▸ Data records:
"""

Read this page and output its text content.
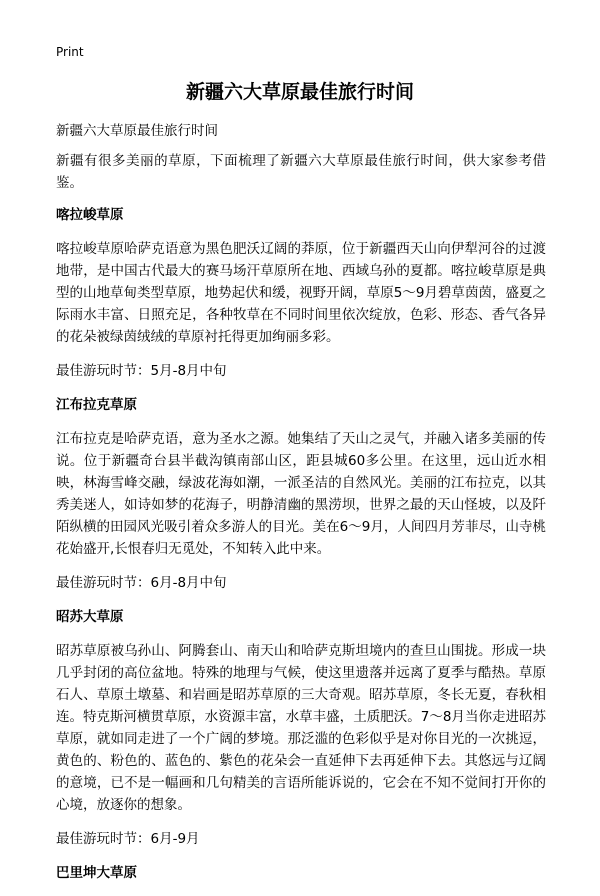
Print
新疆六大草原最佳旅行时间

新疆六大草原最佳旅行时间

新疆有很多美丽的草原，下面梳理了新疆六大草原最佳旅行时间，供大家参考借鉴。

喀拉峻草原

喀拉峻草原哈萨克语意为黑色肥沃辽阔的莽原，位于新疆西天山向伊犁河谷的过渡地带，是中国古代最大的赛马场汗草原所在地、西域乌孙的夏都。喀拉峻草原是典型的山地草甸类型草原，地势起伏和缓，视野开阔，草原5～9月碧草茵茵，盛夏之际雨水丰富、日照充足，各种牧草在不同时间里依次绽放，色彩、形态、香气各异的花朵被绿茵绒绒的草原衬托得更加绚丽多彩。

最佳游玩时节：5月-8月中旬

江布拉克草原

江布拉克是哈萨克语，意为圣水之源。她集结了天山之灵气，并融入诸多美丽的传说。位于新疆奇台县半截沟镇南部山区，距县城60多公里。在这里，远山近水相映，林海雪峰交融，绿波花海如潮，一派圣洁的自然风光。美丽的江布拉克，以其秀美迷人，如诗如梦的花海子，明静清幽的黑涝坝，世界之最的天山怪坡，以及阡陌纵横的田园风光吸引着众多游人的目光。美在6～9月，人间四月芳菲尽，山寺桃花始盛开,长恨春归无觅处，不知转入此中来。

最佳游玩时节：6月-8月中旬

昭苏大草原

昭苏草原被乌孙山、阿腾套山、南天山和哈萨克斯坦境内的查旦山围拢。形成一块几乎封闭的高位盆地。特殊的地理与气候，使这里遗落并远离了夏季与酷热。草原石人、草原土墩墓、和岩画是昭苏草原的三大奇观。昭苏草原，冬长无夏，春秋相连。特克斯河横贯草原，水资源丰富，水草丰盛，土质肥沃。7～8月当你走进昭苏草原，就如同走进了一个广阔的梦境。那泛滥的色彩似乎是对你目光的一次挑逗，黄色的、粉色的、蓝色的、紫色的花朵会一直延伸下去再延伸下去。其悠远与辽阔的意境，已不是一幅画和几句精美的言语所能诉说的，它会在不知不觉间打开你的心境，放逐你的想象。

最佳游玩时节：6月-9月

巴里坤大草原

"""
"""

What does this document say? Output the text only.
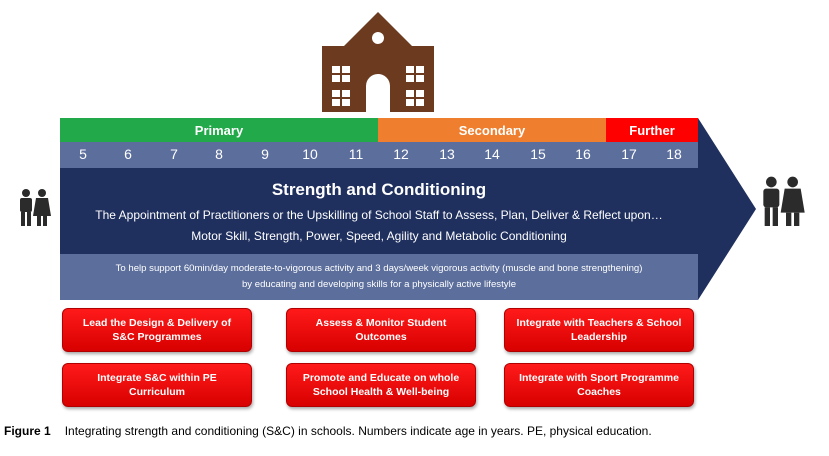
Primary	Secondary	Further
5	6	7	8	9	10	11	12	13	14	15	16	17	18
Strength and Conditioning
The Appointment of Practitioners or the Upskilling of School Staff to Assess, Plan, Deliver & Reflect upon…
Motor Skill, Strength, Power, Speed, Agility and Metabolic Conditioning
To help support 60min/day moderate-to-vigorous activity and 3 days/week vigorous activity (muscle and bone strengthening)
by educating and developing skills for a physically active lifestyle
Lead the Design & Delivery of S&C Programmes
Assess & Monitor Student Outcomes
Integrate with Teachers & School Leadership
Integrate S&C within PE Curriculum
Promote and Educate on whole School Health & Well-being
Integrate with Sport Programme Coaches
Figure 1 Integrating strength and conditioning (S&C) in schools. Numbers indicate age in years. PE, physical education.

"""
"""

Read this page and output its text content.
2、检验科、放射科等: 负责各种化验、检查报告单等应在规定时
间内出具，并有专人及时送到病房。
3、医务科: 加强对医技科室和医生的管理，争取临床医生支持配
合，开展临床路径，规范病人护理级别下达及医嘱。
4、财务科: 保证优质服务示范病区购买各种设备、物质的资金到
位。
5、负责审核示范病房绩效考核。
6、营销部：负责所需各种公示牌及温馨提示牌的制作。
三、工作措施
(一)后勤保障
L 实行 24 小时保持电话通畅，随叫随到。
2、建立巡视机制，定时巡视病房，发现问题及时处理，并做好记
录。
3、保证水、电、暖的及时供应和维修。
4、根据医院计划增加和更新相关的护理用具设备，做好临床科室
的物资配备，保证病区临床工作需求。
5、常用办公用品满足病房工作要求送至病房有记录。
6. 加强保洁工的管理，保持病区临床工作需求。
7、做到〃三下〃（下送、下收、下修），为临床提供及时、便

"""

▸ EXERCISE:
Identify and copy lines that hold the string "Integrate".

▸ FINISHED EXERCISE:
Integrate with Teachers & School Leadership
Integrate S&C within PE Curriculum
Integrate with Sport Programme Coaches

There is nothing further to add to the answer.